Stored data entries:
>>>

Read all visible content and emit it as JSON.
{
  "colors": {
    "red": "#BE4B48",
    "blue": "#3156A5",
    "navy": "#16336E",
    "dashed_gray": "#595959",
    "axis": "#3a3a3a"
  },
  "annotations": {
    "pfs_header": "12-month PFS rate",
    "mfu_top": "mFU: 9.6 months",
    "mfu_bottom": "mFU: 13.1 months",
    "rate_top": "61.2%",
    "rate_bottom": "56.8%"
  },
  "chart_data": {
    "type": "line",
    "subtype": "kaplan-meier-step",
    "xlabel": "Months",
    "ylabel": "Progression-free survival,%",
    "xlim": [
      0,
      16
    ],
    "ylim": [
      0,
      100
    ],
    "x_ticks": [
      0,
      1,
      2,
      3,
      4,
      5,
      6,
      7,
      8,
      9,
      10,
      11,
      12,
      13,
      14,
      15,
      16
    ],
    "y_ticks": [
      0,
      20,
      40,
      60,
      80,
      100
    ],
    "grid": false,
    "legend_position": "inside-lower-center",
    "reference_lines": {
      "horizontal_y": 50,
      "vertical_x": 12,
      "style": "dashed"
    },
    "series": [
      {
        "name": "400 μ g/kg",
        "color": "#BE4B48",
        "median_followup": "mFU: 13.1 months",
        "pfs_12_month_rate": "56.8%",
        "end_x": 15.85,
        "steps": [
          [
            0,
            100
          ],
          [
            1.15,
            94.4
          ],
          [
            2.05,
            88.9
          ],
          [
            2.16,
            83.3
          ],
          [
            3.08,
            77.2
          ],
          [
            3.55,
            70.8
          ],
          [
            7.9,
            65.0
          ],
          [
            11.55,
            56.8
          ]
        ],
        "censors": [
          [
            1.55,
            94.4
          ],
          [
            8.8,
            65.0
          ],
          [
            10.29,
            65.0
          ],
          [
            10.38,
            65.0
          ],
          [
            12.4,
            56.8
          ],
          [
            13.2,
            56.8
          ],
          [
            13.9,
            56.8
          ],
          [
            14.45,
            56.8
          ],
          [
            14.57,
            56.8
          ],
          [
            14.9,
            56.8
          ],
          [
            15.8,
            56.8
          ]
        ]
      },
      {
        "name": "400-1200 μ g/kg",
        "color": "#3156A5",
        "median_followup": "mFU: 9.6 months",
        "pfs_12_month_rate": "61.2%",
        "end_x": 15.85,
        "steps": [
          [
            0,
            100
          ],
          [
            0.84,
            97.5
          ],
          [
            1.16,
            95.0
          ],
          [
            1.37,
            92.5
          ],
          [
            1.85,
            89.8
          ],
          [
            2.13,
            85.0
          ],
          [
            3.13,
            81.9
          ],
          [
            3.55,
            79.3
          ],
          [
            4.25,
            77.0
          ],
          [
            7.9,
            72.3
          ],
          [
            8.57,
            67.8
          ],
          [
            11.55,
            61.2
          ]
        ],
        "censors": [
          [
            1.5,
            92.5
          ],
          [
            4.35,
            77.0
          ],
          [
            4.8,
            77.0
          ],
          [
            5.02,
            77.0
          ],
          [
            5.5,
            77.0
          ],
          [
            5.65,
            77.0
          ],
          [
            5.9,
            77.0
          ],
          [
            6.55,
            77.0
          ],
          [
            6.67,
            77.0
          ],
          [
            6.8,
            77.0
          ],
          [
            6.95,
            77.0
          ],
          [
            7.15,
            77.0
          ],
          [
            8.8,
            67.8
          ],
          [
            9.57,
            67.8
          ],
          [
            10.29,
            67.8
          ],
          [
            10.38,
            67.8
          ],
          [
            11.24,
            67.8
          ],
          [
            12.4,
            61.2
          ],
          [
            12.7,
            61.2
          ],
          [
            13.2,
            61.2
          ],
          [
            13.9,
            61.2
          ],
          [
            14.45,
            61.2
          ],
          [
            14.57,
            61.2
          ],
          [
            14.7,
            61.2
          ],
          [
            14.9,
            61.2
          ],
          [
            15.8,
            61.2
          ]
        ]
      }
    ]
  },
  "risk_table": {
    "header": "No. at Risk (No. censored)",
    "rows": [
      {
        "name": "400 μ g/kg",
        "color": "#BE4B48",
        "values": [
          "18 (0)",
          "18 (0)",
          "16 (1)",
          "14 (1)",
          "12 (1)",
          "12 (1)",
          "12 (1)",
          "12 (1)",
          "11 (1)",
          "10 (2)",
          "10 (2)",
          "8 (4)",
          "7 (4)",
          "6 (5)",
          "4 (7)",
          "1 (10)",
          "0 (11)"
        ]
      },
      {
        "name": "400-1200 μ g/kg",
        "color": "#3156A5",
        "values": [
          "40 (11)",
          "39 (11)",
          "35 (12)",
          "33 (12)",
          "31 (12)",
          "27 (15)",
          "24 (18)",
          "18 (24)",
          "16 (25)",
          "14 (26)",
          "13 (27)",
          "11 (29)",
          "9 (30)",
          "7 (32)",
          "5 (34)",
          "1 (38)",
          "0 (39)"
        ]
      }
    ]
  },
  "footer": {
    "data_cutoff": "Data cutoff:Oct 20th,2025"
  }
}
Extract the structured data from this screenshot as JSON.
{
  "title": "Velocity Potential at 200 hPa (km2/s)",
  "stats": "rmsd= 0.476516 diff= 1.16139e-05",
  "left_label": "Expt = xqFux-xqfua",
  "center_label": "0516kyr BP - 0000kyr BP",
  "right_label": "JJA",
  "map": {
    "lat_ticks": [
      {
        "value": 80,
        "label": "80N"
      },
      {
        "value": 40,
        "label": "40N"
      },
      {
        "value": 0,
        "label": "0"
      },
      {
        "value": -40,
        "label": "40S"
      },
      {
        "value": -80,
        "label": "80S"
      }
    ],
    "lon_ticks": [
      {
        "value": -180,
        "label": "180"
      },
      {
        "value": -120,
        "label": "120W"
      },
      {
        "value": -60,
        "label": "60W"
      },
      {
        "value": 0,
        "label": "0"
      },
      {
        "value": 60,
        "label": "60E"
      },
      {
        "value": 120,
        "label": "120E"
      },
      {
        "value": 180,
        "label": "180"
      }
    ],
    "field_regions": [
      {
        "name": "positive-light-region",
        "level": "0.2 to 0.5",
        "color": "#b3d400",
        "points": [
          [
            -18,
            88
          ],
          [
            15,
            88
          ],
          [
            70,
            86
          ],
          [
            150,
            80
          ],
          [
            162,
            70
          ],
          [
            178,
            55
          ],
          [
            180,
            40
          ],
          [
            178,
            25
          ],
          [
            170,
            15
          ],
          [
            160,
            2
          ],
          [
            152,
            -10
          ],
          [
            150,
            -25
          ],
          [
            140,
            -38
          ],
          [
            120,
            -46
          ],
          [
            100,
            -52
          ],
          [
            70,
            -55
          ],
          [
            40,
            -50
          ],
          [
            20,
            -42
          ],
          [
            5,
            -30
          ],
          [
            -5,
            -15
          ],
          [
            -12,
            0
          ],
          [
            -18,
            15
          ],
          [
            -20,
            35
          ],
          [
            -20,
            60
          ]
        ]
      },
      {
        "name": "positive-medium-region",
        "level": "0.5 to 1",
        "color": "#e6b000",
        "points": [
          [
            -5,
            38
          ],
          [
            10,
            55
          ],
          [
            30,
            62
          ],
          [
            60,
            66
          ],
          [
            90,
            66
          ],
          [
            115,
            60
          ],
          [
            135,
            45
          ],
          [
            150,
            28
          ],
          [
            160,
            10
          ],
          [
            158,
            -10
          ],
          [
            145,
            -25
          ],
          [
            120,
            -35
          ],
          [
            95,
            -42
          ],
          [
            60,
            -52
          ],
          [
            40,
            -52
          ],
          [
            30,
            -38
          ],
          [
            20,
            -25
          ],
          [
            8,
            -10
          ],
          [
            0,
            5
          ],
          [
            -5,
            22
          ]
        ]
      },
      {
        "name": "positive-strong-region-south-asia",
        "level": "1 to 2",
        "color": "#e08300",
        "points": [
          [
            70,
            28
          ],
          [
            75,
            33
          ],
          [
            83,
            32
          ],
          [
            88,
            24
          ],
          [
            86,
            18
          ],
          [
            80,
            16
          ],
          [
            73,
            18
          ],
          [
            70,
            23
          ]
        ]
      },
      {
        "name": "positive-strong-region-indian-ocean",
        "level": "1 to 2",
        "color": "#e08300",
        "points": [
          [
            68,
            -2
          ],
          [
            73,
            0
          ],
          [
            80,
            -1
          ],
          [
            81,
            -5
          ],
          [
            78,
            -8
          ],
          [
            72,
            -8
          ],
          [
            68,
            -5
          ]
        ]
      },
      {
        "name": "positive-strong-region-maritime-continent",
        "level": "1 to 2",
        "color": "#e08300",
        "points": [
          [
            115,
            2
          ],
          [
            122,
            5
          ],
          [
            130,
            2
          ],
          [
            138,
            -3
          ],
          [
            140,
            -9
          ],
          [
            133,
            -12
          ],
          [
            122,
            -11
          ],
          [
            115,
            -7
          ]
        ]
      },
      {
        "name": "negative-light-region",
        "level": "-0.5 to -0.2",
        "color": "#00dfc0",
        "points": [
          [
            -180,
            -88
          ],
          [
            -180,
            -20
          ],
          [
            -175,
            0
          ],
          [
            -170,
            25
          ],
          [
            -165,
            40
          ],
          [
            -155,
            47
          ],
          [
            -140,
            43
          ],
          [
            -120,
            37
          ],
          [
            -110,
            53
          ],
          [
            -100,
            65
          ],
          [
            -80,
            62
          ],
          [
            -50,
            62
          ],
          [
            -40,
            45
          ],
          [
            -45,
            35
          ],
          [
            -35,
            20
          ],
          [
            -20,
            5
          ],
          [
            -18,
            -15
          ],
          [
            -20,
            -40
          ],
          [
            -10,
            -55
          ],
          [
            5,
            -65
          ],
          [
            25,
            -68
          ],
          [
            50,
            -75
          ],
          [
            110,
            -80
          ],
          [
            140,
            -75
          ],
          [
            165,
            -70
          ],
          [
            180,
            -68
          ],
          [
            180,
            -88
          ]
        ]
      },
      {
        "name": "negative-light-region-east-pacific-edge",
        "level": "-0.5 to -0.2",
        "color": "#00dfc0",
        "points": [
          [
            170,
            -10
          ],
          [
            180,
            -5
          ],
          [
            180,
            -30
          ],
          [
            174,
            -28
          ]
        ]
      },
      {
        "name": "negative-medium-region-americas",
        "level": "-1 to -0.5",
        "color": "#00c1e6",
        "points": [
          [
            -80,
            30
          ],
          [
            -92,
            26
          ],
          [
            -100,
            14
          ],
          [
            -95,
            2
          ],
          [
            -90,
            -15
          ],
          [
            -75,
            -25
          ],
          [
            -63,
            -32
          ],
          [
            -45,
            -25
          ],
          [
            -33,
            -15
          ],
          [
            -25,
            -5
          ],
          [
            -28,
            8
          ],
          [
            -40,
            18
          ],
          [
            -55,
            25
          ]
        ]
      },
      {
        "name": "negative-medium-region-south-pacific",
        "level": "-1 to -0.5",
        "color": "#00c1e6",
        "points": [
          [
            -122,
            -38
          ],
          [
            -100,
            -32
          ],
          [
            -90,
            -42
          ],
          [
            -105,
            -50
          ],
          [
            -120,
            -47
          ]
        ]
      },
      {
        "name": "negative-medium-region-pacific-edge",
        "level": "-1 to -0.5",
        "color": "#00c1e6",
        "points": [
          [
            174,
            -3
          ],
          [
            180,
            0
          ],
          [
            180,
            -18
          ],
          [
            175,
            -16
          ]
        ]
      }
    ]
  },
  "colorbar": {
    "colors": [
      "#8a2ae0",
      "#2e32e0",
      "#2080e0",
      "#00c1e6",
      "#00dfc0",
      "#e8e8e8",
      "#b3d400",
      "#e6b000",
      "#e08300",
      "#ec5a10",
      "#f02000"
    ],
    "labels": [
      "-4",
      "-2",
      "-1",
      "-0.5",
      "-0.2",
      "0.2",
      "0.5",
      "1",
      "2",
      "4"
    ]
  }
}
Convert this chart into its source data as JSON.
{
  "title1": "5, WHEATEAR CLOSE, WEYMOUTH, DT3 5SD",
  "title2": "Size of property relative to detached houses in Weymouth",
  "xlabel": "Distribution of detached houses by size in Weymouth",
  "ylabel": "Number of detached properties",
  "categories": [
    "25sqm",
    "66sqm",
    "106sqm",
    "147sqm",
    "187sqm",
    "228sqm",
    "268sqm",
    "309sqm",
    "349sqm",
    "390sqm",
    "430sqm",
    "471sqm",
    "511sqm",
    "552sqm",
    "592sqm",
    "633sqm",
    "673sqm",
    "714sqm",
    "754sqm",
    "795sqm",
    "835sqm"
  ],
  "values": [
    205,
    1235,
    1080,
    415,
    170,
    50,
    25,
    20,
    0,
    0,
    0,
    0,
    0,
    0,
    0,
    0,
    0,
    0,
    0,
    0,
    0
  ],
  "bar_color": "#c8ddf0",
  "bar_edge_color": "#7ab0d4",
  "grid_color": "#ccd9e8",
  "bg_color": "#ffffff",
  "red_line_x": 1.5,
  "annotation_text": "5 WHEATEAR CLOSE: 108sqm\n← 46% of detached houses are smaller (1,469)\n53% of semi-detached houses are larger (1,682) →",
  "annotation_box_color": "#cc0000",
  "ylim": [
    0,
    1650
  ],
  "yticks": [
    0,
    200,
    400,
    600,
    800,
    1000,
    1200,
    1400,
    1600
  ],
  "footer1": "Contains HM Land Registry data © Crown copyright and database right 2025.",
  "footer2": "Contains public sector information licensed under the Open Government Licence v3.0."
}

<<<

Reproduce every line of the listing above in which the string "WHEATEAR" appears.

Correct output.
  "title1": "5, WHEATEAR CLOSE, WEYMOUTH, DT3 5SD",
  "annotation_text": "5 WHEATEAR CLOSE: 108sqm\n← 46% of detached houses are smaller (1,469)\n53% of semi-detached houses are larger (1,682) →",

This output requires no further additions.